* Task statement
All the data should come back exactly as it was given.
[Start]
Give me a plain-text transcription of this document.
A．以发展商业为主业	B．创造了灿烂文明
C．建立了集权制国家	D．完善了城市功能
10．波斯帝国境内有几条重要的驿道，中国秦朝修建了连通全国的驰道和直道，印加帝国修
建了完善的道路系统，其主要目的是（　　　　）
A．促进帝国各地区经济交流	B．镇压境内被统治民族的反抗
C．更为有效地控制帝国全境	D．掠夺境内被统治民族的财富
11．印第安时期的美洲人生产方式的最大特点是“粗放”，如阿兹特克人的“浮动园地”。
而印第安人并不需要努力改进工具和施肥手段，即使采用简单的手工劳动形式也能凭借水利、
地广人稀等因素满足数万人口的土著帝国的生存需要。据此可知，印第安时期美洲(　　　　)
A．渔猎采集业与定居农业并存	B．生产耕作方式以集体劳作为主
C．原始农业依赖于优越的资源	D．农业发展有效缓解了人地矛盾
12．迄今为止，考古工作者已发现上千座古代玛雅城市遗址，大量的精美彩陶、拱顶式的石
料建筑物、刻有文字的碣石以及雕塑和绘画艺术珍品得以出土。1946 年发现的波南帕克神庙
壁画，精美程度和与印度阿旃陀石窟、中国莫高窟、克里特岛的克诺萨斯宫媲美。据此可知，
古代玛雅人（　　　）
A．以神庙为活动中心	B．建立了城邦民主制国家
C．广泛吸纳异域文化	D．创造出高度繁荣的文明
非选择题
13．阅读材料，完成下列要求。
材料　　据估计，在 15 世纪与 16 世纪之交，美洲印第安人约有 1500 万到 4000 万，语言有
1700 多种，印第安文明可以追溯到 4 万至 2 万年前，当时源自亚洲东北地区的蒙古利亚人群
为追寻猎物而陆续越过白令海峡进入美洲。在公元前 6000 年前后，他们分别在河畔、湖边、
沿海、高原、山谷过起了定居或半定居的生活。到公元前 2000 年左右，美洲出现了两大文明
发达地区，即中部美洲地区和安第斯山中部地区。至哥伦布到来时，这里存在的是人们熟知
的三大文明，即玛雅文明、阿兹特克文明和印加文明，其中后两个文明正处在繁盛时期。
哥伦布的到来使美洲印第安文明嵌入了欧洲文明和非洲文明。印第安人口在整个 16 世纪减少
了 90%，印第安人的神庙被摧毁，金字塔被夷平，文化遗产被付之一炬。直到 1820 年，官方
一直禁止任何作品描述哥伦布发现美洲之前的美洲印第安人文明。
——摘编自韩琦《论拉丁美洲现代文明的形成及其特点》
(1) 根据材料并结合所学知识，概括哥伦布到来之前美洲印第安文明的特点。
[End]
* Task solution
Give me a plain-text transcription of this document.
A．以发展商业为主业	B．创造了灿烂文明
C．建立了集权制国家	D．完善了城市功能
10．波斯帝国境内有几条重要的驿道，中国秦朝修建了连通全国的驰道和直道，印加帝国修
建了完善的道路系统，其主要目的是（　　　　）
A．促进帝国各地区经济交流	B．镇压境内被统治民族的反抗
C．更为有效地控制帝国全境	D．掠夺境内被统治民族的财富
11．印第安时期的美洲人生产方式的最大特点是“粗放”，如阿兹特克人的“浮动园地”。
而印第安人并不需要努力改进工具和施肥手段，即使采用简单的手工劳动形式也能凭借水利、
地广人稀等因素满足数万人口的土著帝国的生存需要。据此可知，印第安时期美洲(　　　　)
A．渔猎采集业与定居农业并存	B．生产耕作方式以集体劳作为主
C．原始农业依赖于优越的资源	D．农业发展有效缓解了人地矛盾
12．迄今为止，考古工作者已发现上千座古代玛雅城市遗址，大量的精美彩陶、拱顶式的石
料建筑物、刻有文字的碣石以及雕塑和绘画艺术珍品得以出土。1946 年发现的波南帕克神庙
壁画，精美程度和与印度阿旃陀石窟、中国莫高窟、克里特岛的克诺萨斯宫媲美。据此可知，
古代玛雅人（　　　）
A．以神庙为活动中心	B．建立了城邦民主制国家
C．广泛吸纳异域文化	D．创造出高度繁荣的文明
非选择题
13．阅读材料，完成下列要求。
材料　　据估计，在 15 世纪与 16 世纪之交，美洲印第安人约有 1500 万到 4000 万，语言有
1700 多种，印第安文明可以追溯到 4 万至 2 万年前，当时源自亚洲东北地区的蒙古利亚人群
为追寻猎物而陆续越过白令海峡进入美洲。在公元前 6000 年前后，他们分别在河畔、湖边、
沿海、高原、山谷过起了定居或半定居的生活。到公元前 2000 年左右，美洲出现了两大文明
发达地区，即中部美洲地区和安第斯山中部地区。至哥伦布到来时，这里存在的是人们熟知
的三大文明，即玛雅文明、阿兹特克文明和印加文明，其中后两个文明正处在繁盛时期。
哥伦布的到来使美洲印第安文明嵌入了欧洲文明和非洲文明。印第安人口在整个 16 世纪减少
了 90%，印第安人的神庙被摧毁，金字塔被夷平，文化遗产被付之一炬。直到 1820 年，官方
一直禁止任何作品描述哥伦布发现美洲之前的美洲印第安人文明。
——摘编自韩琦《论拉丁美洲现代文明的形成及其特点》
(1) 根据材料并结合所学知识，概括哥伦布到来之前美洲印第安文明的特点。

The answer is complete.